> [Requirements]: From the records below, extract all the text exactly and leave the images behind.

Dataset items

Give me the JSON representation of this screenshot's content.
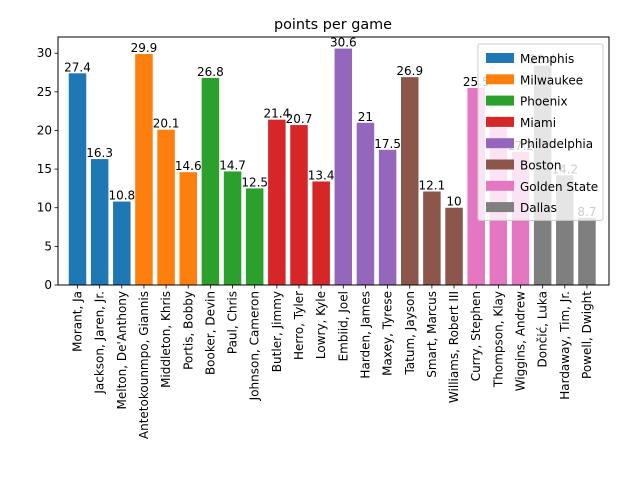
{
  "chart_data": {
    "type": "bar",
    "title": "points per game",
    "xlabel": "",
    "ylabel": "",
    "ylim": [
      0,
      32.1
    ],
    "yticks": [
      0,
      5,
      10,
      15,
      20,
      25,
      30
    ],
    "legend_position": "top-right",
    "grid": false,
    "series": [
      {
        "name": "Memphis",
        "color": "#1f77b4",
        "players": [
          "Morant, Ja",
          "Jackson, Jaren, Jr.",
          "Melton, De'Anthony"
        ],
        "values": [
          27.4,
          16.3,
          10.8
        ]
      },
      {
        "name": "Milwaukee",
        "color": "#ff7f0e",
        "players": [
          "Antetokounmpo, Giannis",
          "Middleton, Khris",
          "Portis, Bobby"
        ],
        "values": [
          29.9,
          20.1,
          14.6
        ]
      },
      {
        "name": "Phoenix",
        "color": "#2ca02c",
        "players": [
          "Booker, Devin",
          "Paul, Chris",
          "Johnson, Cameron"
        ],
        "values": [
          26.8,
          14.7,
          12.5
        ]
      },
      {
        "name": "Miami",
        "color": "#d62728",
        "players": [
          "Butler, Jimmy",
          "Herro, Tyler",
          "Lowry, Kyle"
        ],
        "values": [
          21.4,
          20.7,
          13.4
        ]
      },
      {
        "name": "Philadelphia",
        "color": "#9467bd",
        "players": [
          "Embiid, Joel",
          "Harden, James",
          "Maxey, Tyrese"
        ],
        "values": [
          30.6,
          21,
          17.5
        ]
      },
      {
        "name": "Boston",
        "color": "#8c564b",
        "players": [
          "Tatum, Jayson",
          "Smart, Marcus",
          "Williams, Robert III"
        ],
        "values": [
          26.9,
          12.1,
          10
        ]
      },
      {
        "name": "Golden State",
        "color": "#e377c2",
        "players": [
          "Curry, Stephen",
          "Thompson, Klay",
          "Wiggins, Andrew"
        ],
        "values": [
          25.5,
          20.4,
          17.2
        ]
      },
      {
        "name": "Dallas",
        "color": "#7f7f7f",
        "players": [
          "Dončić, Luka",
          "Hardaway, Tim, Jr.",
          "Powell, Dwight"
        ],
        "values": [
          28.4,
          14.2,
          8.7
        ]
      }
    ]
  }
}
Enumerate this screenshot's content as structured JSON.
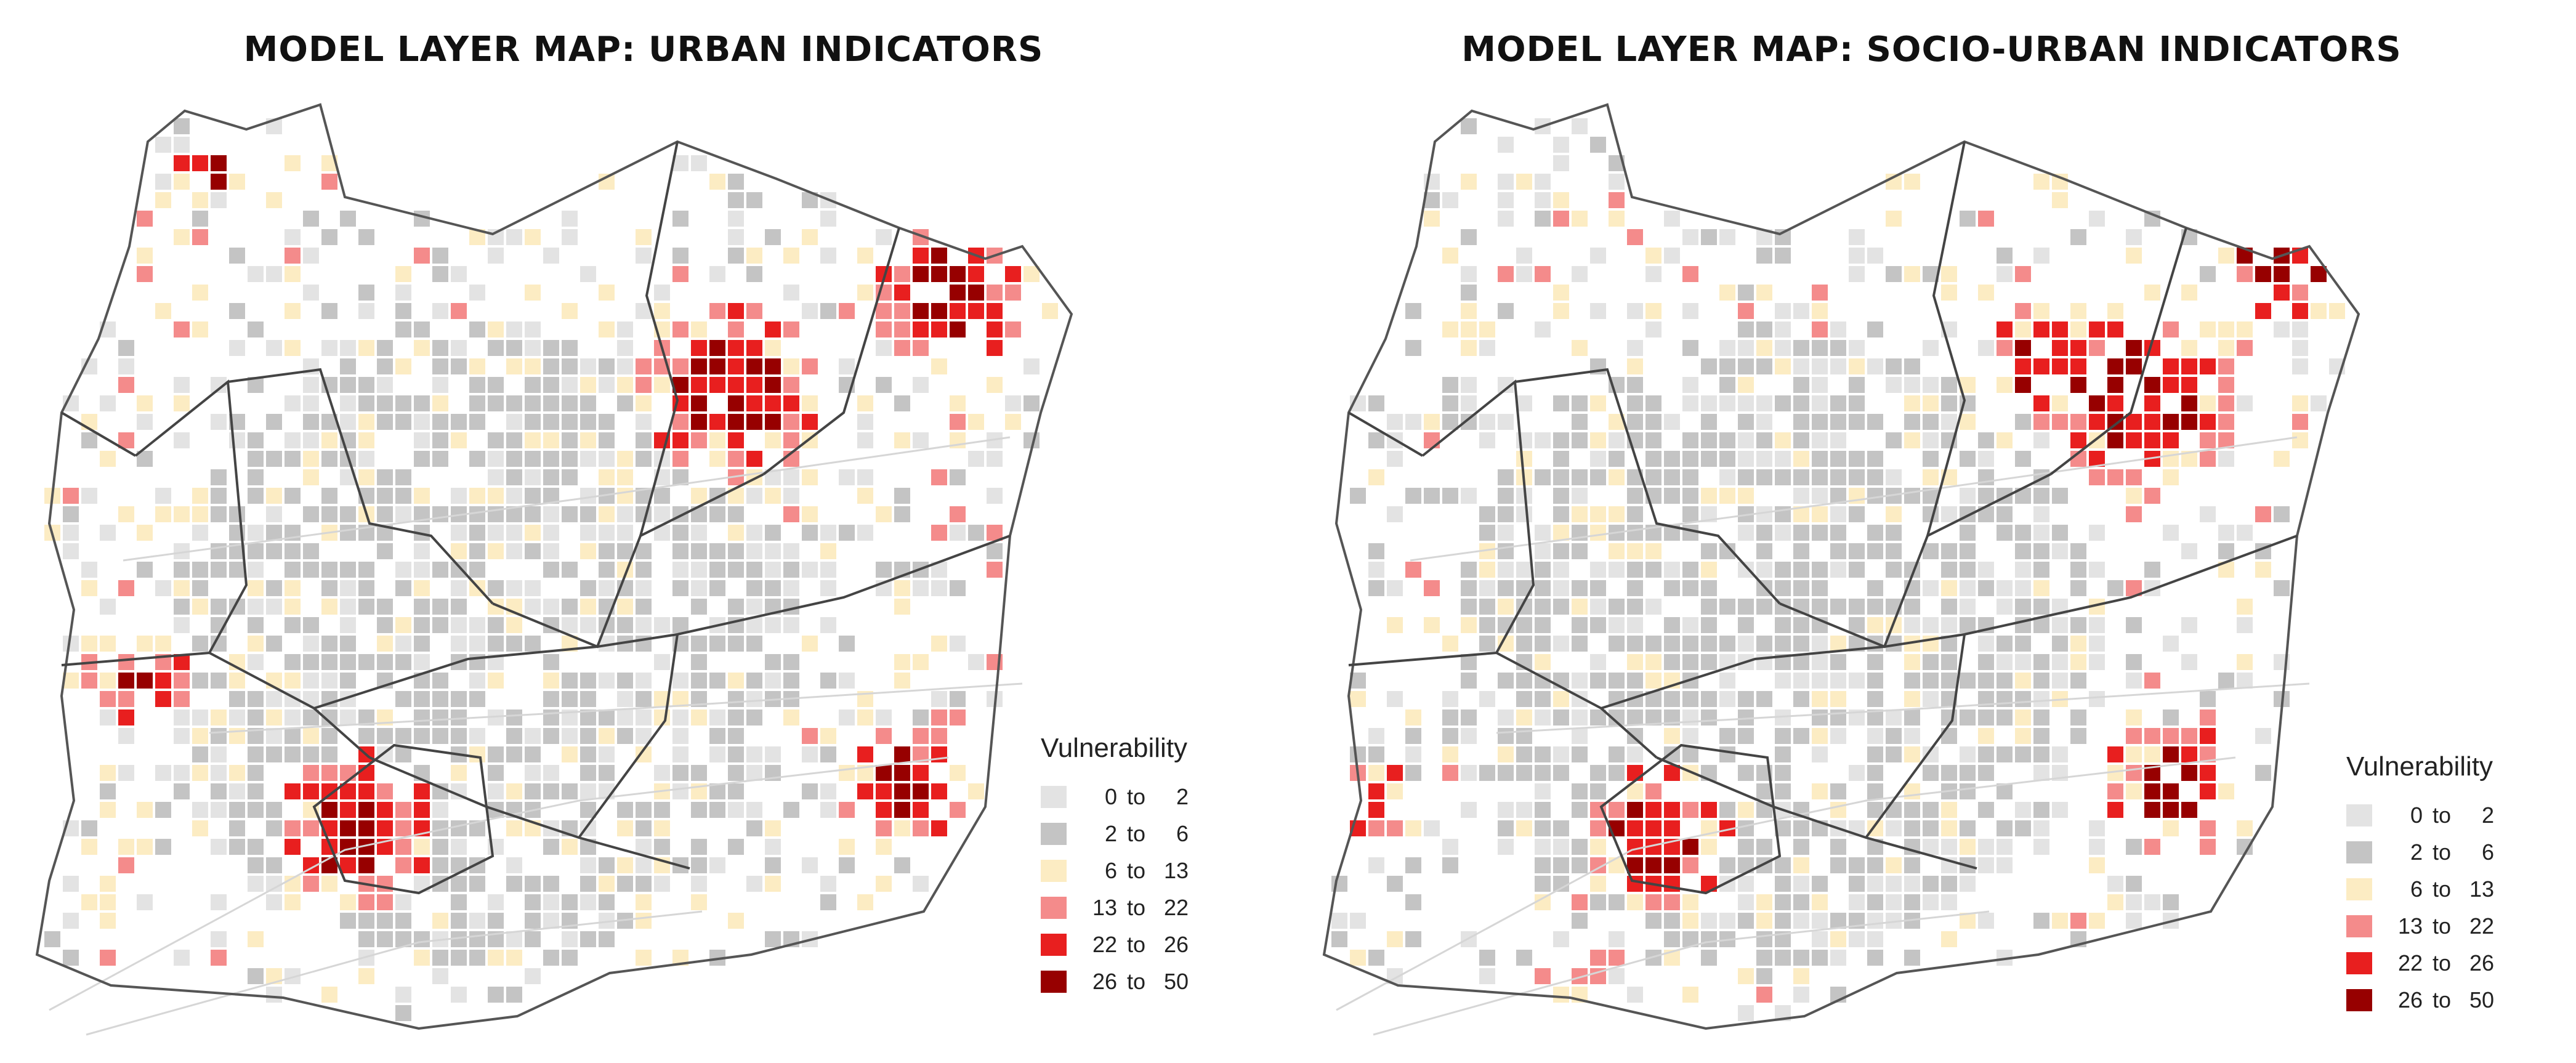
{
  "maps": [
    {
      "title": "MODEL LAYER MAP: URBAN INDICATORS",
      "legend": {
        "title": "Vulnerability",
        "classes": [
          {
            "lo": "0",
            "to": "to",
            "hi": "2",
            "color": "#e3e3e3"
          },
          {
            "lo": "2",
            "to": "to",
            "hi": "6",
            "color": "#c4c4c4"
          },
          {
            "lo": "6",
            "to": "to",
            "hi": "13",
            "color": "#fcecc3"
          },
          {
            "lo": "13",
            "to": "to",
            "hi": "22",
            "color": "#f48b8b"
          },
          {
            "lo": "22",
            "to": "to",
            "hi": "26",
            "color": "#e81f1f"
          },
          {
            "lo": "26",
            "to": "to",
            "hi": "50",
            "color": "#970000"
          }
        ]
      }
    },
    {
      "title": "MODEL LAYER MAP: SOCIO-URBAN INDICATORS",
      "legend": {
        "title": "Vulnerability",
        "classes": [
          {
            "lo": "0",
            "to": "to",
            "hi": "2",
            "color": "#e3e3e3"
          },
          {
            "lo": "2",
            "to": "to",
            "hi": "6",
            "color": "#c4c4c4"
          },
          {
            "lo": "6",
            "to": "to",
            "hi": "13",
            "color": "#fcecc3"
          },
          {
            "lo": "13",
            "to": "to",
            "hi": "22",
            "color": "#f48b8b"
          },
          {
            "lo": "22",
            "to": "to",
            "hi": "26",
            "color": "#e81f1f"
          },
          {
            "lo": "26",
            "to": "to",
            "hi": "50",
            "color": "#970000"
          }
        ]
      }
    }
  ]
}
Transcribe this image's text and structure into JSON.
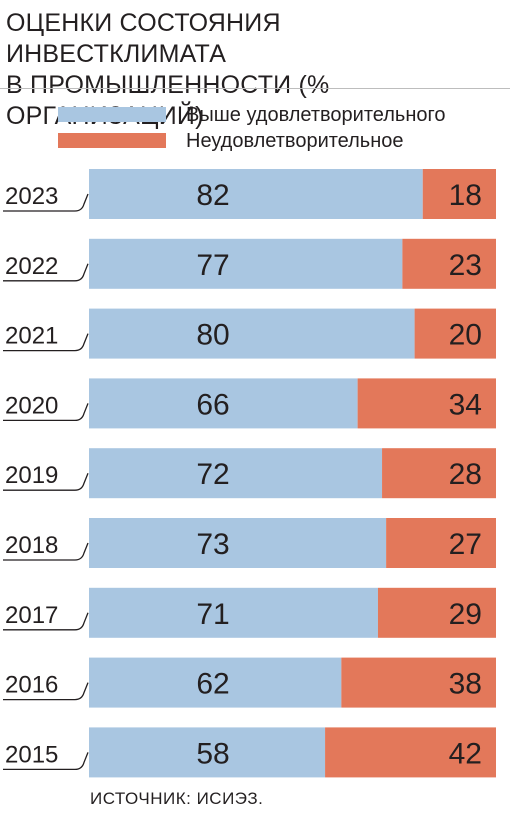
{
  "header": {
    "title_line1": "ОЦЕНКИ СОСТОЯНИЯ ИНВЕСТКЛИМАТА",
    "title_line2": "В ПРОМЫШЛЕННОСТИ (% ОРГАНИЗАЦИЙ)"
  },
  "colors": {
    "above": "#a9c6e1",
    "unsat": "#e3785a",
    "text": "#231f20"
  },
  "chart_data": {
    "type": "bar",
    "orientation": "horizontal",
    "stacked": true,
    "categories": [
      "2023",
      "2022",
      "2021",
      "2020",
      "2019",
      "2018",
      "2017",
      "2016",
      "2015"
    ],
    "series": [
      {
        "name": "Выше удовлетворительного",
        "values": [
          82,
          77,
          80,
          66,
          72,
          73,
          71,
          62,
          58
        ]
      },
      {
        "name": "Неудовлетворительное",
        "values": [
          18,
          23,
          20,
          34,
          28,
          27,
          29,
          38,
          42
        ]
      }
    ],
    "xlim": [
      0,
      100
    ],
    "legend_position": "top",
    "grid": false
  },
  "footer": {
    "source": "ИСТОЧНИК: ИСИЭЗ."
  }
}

> [Exercise answer]:
Give me the JSON representation of this screenshot's content.
{
  "chart_data": {
    "type": "bar",
    "title": "points per game",
    "xlabel": "",
    "ylabel": "",
    "ylim": [
      0,
      32.1
    ],
    "yticks": [
      0,
      5,
      10,
      15,
      20,
      25,
      30
    ],
    "legend_position": "top-right",
    "grid": false,
    "series": [
      {
        "name": "Memphis",
        "color": "#1f77b4",
        "players": [
          "Morant, Ja",
          "Jackson, Jaren, Jr.",
          "Melton, De'Anthony"
        ],
        "values": [
          27.4,
          16.3,
          10.8
        ]
      },
      {
        "name": "Milwaukee",
        "color": "#ff7f0e",
        "players": [
          "Antetokounmpo, Giannis",
          "Middleton, Khris",
          "Portis, Bobby"
        ],
        "values": [
          29.9,
          20.1,
          14.6
        ]
      },
      {
        "name": "Phoenix",
        "color": "#2ca02c",
        "players": [
          "Booker, Devin",
          "Paul, Chris",
          "Johnson, Cameron"
        ],
        "values": [
          26.8,
          14.7,
          12.5
        ]
      },
      {
        "name": "Miami",
        "color": "#d62728",
        "players": [
          "Butler, Jimmy",
          "Herro, Tyler",
          "Lowry, Kyle"
        ],
        "values": [
          21.4,
          20.7,
          13.4
        ]
      },
      {
        "name": "Philadelphia",
        "color": "#9467bd",
        "players": [
          "Embiid, Joel",
          "Harden, James",
          "Maxey, Tyrese"
        ],
        "values": [
          30.6,
          21,
          17.5
        ]
      },
      {
        "name": "Boston",
        "color": "#8c564b",
        "players": [
          "Tatum, Jayson",
          "Smart, Marcus",
          "Williams, Robert III"
        ],
        "values": [
          26.9,
          12.1,
          10
        ]
      },
      {
        "name": "Golden State",
        "color": "#e377c2",
        "players": [
          "Curry, Stephen",
          "Thompson, Klay",
          "Wiggins, Andrew"
        ],
        "values": [
          25.5,
          20.4,
          17.2
        ]
      },
      {
        "name": "Dallas",
        "color": "#7f7f7f",
        "players": [
          "Dončić, Luka",
          "Hardaway, Tim, Jr.",
          "Powell, Dwight"
        ],
        "values": [
          28.4,
          14.2,
          8.7
        ]
      }
    ]
  }
}
Enumerate this screenshot's content as structured JSON.
{
  "maps": [
    {
      "title": "MODEL LAYER MAP: URBAN INDICATORS",
      "legend": {
        "title": "Vulnerability",
        "classes": [
          {
            "lo": "0",
            "to": "to",
            "hi": "2",
            "color": "#e3e3e3"
          },
          {
            "lo": "2",
            "to": "to",
            "hi": "6",
            "color": "#c4c4c4"
          },
          {
            "lo": "6",
            "to": "to",
            "hi": "13",
            "color": "#fcecc3"
          },
          {
            "lo": "13",
            "to": "to",
            "hi": "22",
            "color": "#f48b8b"
          },
          {
            "lo": "22",
            "to": "to",
            "hi": "26",
            "color": "#e81f1f"
          },
          {
            "lo": "26",
            "to": "to",
            "hi": "50",
            "color": "#970000"
          }
        ]
      }
    },
    {
      "title": "MODEL LAYER MAP: SOCIO-URBAN INDICATORS",
      "legend": {
        "title": "Vulnerability",
        "classes": [
          {
            "lo": "0",
            "to": "to",
            "hi": "2",
            "color": "#e3e3e3"
          },
          {
            "lo": "2",
            "to": "to",
            "hi": "6",
            "color": "#c4c4c4"
          },
          {
            "lo": "6",
            "to": "to",
            "hi": "13",
            "color": "#fcecc3"
          },
          {
            "lo": "13",
            "to": "to",
            "hi": "22",
            "color": "#f48b8b"
          },
          {
            "lo": "22",
            "to": "to",
            "hi": "26",
            "color": "#e81f1f"
          },
          {
            "lo": "26",
            "to": "to",
            "hi": "50",
            "color": "#970000"
          }
        ]
      }
    }
  ]
}
Transcribe this image's text and structure into JSON.
{
  "header": {
    "title_line1": "ОЦЕНКИ СОСТОЯНИЯ ИНВЕСТКЛИМАТА",
    "title_line2": "В ПРОМЫШЛЕННОСТИ (% ОРГАНИЗАЦИЙ)"
  },
  "colors": {
    "above": "#a9c6e1",
    "unsat": "#e3785a",
    "text": "#231f20"
  },
  "chart_data": {
    "type": "bar",
    "orientation": "horizontal",
    "stacked": true,
    "categories": [
      "2023",
      "2022",
      "2021",
      "2020",
      "2019",
      "2018",
      "2017",
      "2016",
      "2015"
    ],
    "series": [
      {
        "name": "Выше удовлетворительного",
        "values": [
          82,
          77,
          80,
          66,
          72,
          73,
          71,
          62,
          58
        ]
      },
      {
        "name": "Неудовлетворительное",
        "values": [
          18,
          23,
          20,
          34,
          28,
          27,
          29,
          38,
          42
        ]
      }
    ],
    "xlim": [
      0,
      100
    ],
    "legend_position": "top",
    "grid": false
  },
  "footer": {
    "source": "ИСТОЧНИК: ИСИЭЗ."
  }
}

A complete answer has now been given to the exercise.